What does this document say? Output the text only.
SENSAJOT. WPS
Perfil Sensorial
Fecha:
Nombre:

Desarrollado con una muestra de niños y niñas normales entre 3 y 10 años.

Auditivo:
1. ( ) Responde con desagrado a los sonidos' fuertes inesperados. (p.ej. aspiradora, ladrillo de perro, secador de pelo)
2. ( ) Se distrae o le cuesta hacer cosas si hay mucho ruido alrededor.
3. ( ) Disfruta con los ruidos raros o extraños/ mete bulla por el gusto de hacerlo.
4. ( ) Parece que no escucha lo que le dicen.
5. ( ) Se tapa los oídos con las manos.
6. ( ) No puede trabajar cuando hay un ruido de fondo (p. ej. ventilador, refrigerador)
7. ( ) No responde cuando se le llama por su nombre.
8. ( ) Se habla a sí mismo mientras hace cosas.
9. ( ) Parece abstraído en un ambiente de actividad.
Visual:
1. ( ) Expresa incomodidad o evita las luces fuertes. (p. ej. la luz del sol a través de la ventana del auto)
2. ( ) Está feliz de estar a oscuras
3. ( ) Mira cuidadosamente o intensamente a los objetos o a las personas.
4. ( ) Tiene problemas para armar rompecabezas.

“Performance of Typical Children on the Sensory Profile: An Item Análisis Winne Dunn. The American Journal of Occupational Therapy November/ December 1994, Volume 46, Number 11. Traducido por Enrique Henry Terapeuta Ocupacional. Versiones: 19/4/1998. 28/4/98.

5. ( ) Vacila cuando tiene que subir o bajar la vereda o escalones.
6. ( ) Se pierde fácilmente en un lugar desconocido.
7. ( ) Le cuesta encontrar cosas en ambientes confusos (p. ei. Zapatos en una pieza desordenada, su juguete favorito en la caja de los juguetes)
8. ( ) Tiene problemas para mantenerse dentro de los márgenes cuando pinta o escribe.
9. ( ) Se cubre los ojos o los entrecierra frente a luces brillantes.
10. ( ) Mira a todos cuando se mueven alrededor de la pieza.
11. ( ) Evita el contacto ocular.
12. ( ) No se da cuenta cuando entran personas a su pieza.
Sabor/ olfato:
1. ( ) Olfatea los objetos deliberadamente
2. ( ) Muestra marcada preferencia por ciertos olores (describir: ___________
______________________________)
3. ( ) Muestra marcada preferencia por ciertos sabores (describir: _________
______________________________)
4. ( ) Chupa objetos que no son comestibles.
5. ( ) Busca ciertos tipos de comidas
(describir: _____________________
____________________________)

....................

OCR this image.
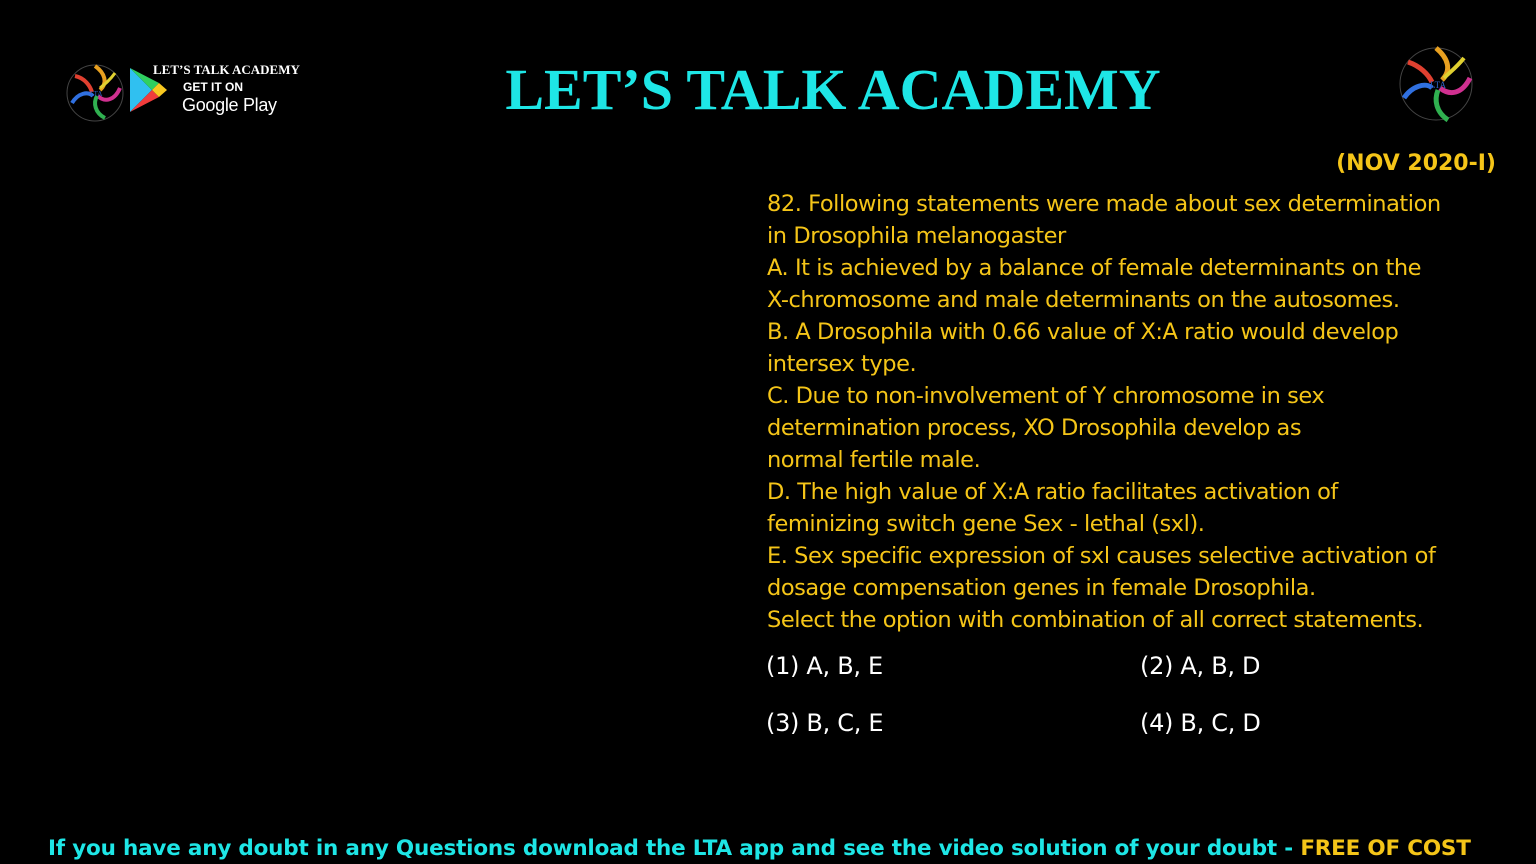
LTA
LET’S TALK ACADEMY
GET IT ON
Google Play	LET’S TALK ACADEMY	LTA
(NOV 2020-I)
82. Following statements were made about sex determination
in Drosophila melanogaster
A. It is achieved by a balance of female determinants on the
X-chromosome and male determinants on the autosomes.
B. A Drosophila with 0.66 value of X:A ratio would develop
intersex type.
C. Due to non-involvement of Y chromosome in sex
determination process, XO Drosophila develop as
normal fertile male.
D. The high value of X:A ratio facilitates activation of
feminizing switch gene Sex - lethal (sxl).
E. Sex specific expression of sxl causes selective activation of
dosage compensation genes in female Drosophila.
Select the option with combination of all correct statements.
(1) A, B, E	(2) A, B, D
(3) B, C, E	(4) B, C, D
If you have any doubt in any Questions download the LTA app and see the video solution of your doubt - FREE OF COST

....................

_EXERCISE BRIEF_
How many of the lines above include the string "cosas"? Give only the number.

_TASK OUTPUT_
3